** Extracted entries **
════════

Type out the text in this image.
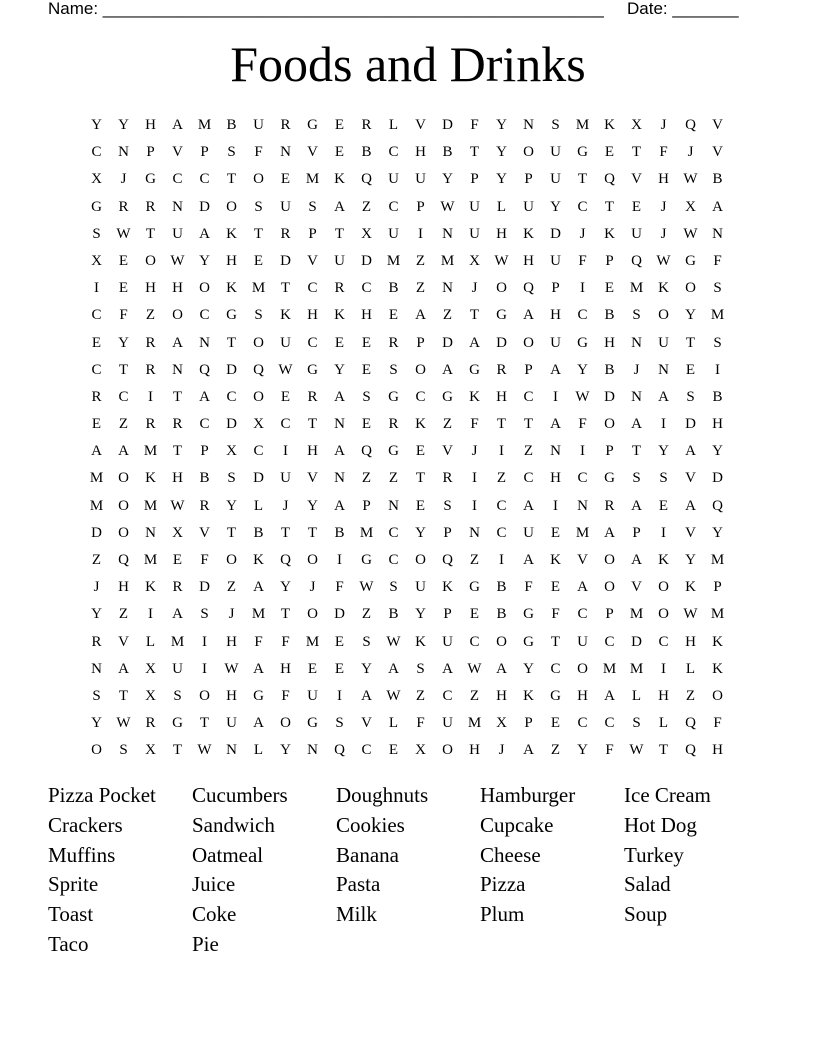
Name: _____________________________________________________ Date: _______
Foods and Drinks
Y	Y	H	A M	B	U	R	G	E	R	L	V	D	F	Y	N	S	M K	X	J	Q	V
C	N	P	V	P	S	F	N	V	E	B	C	H	B	T	Y	O	U	G	E	T	F	J	V
X	J	G	C	C	T	O	E	M K	Q	U	U	Y	P	Y	P	U	T	Q	V	H W B
G	R	R	N	D	O	S	U	S	A	Z	C	P	W U	L	U	Y	C	T	E	J	X	A
S	W	T	U	A	K	T	R	P	T	X	U	I	N	U	H	K	D	J	K	U	J	W N
X	E	O W Y	H	E	D	V	U	D M	Z	M X W H	U	F	P	Q W G	F
I	E	H	H	O	K M	T	C	R	C	B	Z	N	J	O	Q	P	I	E	M K	O	S
C	F	Z	O	C	G	S	K	H	K	H	E	A	Z	T	G	A	H	C	B	S	O	Y M
E	Y	R	A	N	T	O	U	C	E	E	R	P	D	A	D	O	U	G	H	N	U	T	S
C	T	R	N	Q	D	Q W G	Y	E	S	O	A	G	R	P	A	Y	B	J	N	E	I
R	C	I	T	A	C	O	E	R	A	S	G	C	G	K	H	C	I	W D	N	A	S	B
E	Z	R	R	C	D	X	C	T	N	E	R	K	Z	F	T	T	A	F	O	A	I	D	H
A	A M	T	P	X	C	I	H	A	Q	G	E	V	J	I	Z	N	I	P	T	Y	A	Y
M O	K	H	B	S	D	U	V	N	Z	Z	T	R	I	Z	C	H	C	G	S	S	V	D
M O M W R	Y	L	J	Y	A	P	N	E	S	I	C	A	I	N	R	A	E	A	Q
D	O	N	X	V	T	B	T	T	B	M	C	Y	P	N	C	U	E	M A	P	I	V	Y
Z	Q M	E	F	O	K	Q	O	I	G	C	O	Q	Z	I	A	K	V	O	A	K	Y M
J	H	K	R	D	Z	A	Y	J	F	W	S	U	K	G	B	F	E	A	O	V	O	K	P
Y	Z	I	A	S	J	M	T	O	D	Z	B	Y	P	E	B	G	F	C	P	M O W M
R	V	L	M	I	H	F	F	M	E	S	W K	U	C	O	G	T	U	C	D	C	H	K
N	A	X	U	I	W A	H	E	E	Y	A	S	A W A	Y	C	O M M	I	L	K
S	T	X	S	O	H	G	F	U	I	A W	Z	C	Z	H	K	G	H	A	L	H	Z	O
Y W R	G	T	U	A	O	G	S	V	L	F	U M X	P	E	C	C	S	L	Q	F
O	S	X	T	W N	L	Y	N	Q	C	E	X	O	H	J	A	Z	Y	F	W	T	Q	H
Pizza Pocket	Cucumbers	Doughnuts	Hamburger	Ice Cream
Crackers	Sandwich	Cookies	Cupcake	Hot Dog
Muffins	Oatmeal	Banana	Cheese	Turkey
Sprite	Juice	Pasta	Pizza	Salad
Toast	Coke	Milk	Plum	Soup
Taco	Pie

════════

** Required work **
Locate the word "Pizza" in the data above. Copy every line carrying it.

** Completed exercise **
Pizza Pocket	Cucumbers	Doughnuts	Hamburger	Ice Cream
Sprite	Juice	Pasta	Pizza	Salad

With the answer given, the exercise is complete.